■ What the exercise asks
Will you quote all of the entries, word for word?

[Records from a collection]
* * * * * * * * *

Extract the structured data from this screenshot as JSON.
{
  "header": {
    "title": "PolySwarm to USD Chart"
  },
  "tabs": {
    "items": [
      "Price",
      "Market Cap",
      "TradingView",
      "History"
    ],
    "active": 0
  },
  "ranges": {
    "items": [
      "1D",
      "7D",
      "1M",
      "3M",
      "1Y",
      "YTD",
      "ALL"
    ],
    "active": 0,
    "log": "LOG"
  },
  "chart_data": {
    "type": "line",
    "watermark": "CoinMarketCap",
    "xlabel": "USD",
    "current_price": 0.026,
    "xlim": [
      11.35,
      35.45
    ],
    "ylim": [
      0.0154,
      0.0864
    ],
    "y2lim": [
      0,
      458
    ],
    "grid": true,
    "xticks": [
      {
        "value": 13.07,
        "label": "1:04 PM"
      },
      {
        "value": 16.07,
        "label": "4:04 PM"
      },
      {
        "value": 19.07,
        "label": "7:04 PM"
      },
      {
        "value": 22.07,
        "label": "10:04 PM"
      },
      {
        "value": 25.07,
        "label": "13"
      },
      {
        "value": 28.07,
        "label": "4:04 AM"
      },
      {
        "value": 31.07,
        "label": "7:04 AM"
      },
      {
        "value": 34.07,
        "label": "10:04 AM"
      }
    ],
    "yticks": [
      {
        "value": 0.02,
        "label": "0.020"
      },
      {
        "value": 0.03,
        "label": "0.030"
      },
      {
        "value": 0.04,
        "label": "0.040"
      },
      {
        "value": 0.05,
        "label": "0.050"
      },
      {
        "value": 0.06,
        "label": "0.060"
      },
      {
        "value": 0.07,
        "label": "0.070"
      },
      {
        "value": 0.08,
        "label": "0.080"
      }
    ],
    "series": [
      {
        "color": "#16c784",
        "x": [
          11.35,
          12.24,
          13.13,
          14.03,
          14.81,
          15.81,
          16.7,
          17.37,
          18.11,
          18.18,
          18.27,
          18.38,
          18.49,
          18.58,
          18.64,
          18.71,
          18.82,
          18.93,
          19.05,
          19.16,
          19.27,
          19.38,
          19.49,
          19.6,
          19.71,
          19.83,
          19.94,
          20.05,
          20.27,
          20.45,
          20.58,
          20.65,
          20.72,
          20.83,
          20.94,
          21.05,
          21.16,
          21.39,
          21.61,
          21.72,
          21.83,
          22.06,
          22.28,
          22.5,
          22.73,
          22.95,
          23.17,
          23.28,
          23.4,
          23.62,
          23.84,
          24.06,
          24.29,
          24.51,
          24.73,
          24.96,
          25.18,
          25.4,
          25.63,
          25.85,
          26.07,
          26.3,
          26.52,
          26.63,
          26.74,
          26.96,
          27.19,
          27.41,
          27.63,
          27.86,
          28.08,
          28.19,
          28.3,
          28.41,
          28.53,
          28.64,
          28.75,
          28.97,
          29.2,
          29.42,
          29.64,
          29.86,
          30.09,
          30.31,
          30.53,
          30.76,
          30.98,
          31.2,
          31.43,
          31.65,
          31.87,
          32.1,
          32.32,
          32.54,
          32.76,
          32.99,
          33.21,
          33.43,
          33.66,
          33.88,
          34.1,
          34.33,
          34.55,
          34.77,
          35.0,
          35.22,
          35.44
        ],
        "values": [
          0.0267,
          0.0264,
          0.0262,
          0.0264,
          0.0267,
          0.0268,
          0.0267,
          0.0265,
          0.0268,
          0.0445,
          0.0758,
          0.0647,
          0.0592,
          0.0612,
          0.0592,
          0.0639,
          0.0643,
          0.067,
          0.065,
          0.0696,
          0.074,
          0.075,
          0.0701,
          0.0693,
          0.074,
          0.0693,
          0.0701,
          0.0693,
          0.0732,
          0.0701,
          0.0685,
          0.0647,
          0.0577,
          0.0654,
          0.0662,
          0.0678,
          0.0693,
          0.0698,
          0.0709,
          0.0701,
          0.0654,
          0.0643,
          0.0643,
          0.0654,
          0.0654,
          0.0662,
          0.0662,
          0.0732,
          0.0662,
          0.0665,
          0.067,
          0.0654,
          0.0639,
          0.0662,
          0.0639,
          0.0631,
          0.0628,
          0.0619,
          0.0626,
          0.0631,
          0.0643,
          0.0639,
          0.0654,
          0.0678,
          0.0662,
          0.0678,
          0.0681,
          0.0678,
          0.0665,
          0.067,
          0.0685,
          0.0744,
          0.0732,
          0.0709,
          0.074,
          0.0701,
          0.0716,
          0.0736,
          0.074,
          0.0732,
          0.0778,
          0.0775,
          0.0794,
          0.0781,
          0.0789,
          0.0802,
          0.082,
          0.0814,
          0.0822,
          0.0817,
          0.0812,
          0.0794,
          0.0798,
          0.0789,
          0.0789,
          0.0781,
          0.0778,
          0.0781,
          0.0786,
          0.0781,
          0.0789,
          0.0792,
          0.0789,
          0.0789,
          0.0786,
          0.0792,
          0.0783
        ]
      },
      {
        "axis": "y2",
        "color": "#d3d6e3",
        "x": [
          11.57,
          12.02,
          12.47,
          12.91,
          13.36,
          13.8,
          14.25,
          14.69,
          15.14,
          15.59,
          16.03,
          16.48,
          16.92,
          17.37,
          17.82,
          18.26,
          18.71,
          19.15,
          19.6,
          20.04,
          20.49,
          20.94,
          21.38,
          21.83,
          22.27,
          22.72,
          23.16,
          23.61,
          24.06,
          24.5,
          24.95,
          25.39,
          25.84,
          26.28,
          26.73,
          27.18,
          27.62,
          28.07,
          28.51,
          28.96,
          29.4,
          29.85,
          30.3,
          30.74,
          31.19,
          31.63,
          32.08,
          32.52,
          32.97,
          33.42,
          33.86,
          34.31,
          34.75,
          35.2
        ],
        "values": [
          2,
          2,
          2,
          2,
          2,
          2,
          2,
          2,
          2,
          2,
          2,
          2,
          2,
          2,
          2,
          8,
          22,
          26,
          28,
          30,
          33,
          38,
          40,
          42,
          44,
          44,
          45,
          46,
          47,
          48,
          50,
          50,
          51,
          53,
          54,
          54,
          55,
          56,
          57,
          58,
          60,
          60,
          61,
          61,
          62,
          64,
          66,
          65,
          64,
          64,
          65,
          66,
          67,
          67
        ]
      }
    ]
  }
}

* * * * * * * * *

■ Solution
Extract the structured data from this screenshot as JSON.
{
  "header": {
    "title": "PolySwarm to USD Chart"
  },
  "tabs": {
    "items": [
      "Price",
      "Market Cap",
      "TradingView",
      "History"
    ],
    "active": 0
  },
  "ranges": {
    "items": [
      "1D",
      "7D",
      "1M",
      "3M",
      "1Y",
      "YTD",
      "ALL"
    ],
    "active": 0,
    "log": "LOG"
  },
  "chart_data": {
    "type": "line",
    "watermark": "CoinMarketCap",
    "xlabel": "USD",
    "current_price": 0.026,
    "xlim": [
      11.35,
      35.45
    ],
    "ylim": [
      0.0154,
      0.0864
    ],
    "y2lim": [
      0,
      458
    ],
    "grid": true,
    "xticks": [
      {
        "value": 13.07,
        "label": "1:04 PM"
      },
      {
        "value": 16.07,
        "label": "4:04 PM"
      },
      {
        "value": 19.07,
        "label": "7:04 PM"
      },
      {
        "value": 22.07,
        "label": "10:04 PM"
      },
      {
        "value": 25.07,
        "label": "13"
      },
      {
        "value": 28.07,
        "label": "4:04 AM"
      },
      {
        "value": 31.07,
        "label": "7:04 AM"
      },
      {
        "value": 34.07,
        "label": "10:04 AM"
      }
    ],
    "yticks": [
      {
        "value": 0.02,
        "label": "0.020"
      },
      {
        "value": 0.03,
        "label": "0.030"
      },
      {
        "value": 0.04,
        "label": "0.040"
      },
      {
        "value": 0.05,
        "label": "0.050"
      },
      {
        "value": 0.06,
        "label": "0.060"
      },
      {
        "value": 0.07,
        "label": "0.070"
      },
      {
        "value": 0.08,
        "label": "0.080"
      }
    ],
    "series": [
      {
        "color": "#16c784",
        "x": [
          11.35,
          12.24,
          13.13,
          14.03,
          14.81,
          15.81,
          16.7,
          17.37,
          18.11,
          18.18,
          18.27,
          18.38,
          18.49,
          18.58,
          18.64,
          18.71,
          18.82,
          18.93,
          19.05,
          19.16,
          19.27,
          19.38,
          19.49,
          19.6,
          19.71,
          19.83,
          19.94,
          20.05,
          20.27,
          20.45,
          20.58,
          20.65,
          20.72,
          20.83,
          20.94,
          21.05,
          21.16,
          21.39,
          21.61,
          21.72,
          21.83,
          22.06,
          22.28,
          22.5,
          22.73,
          22.95,
          23.17,
          23.28,
          23.4,
          23.62,
          23.84,
          24.06,
          24.29,
          24.51,
          24.73,
          24.96,
          25.18,
          25.4,
          25.63,
          25.85,
          26.07,
          26.3,
          26.52,
          26.63,
          26.74,
          26.96,
          27.19,
          27.41,
          27.63,
          27.86,
          28.08,
          28.19,
          28.3,
          28.41,
          28.53,
          28.64,
          28.75,
          28.97,
          29.2,
          29.42,
          29.64,
          29.86,
          30.09,
          30.31,
          30.53,
          30.76,
          30.98,
          31.2,
          31.43,
          31.65,
          31.87,
          32.1,
          32.32,
          32.54,
          32.76,
          32.99,
          33.21,
          33.43,
          33.66,
          33.88,
          34.1,
          34.33,
          34.55,
          34.77,
          35.0,
          35.22,
          35.44
        ],
        "values": [
          0.0267,
          0.0264,
          0.0262,
          0.0264,
          0.0267,
          0.0268,
          0.0267,
          0.0265,
          0.0268,
          0.0445,
          0.0758,
          0.0647,
          0.0592,
          0.0612,
          0.0592,
          0.0639,
          0.0643,
          0.067,
          0.065,
          0.0696,
          0.074,
          0.075,
          0.0701,
          0.0693,
          0.074,
          0.0693,
          0.0701,
          0.0693,
          0.0732,
          0.0701,
          0.0685,
          0.0647,
          0.0577,
          0.0654,
          0.0662,
          0.0678,
          0.0693,
          0.0698,
          0.0709,
          0.0701,
          0.0654,
          0.0643,
          0.0643,
          0.0654,
          0.0654,
          0.0662,
          0.0662,
          0.0732,
          0.0662,
          0.0665,
          0.067,
          0.0654,
          0.0639,
          0.0662,
          0.0639,
          0.0631,
          0.0628,
          0.0619,
          0.0626,
          0.0631,
          0.0643,
          0.0639,
          0.0654,
          0.0678,
          0.0662,
          0.0678,
          0.0681,
          0.0678,
          0.0665,
          0.067,
          0.0685,
          0.0744,
          0.0732,
          0.0709,
          0.074,
          0.0701,
          0.0716,
          0.0736,
          0.074,
          0.0732,
          0.0778,
          0.0775,
          0.0794,
          0.0781,
          0.0789,
          0.0802,
          0.082,
          0.0814,
          0.0822,
          0.0817,
          0.0812,
          0.0794,
          0.0798,
          0.0789,
          0.0789,
          0.0781,
          0.0778,
          0.0781,
          0.0786,
          0.0781,
          0.0789,
          0.0792,
          0.0789,
          0.0789,
          0.0786,
          0.0792,
          0.0783
        ]
      },
      {
        "axis": "y2",
        "color": "#d3d6e3",
        "x": [
          11.57,
          12.02,
          12.47,
          12.91,
          13.36,
          13.8,
          14.25,
          14.69,
          15.14,
          15.59,
          16.03,
          16.48,
          16.92,
          17.37,
          17.82,
          18.26,
          18.71,
          19.15,
          19.6,
          20.04,
          20.49,
          20.94,
          21.38,
          21.83,
          22.27,
          22.72,
          23.16,
          23.61,
          24.06,
          24.5,
          24.95,
          25.39,
          25.84,
          26.28,
          26.73,
          27.18,
          27.62,
          28.07,
          28.51,
          28.96,
          29.4,
          29.85,
          30.3,
          30.74,
          31.19,
          31.63,
          32.08,
          32.52,
          32.97,
          33.42,
          33.86,
          34.31,
          34.75,
          35.2
        ],
        "values": [
          2,
          2,
          2,
          2,
          2,
          2,
          2,
          2,
          2,
          2,
          2,
          2,
          2,
          2,
          2,
          8,
          22,
          26,
          28,
          30,
          33,
          38,
          40,
          42,
          44,
          44,
          45,
          46,
          47,
          48,
          50,
          50,
          51,
          53,
          54,
          54,
          55,
          56,
          57,
          58,
          60,
          60,
          61,
          61,
          62,
          64,
          66,
          65,
          64,
          64,
          65,
          66,
          67,
          67
        ]
      }
    ]
  }
}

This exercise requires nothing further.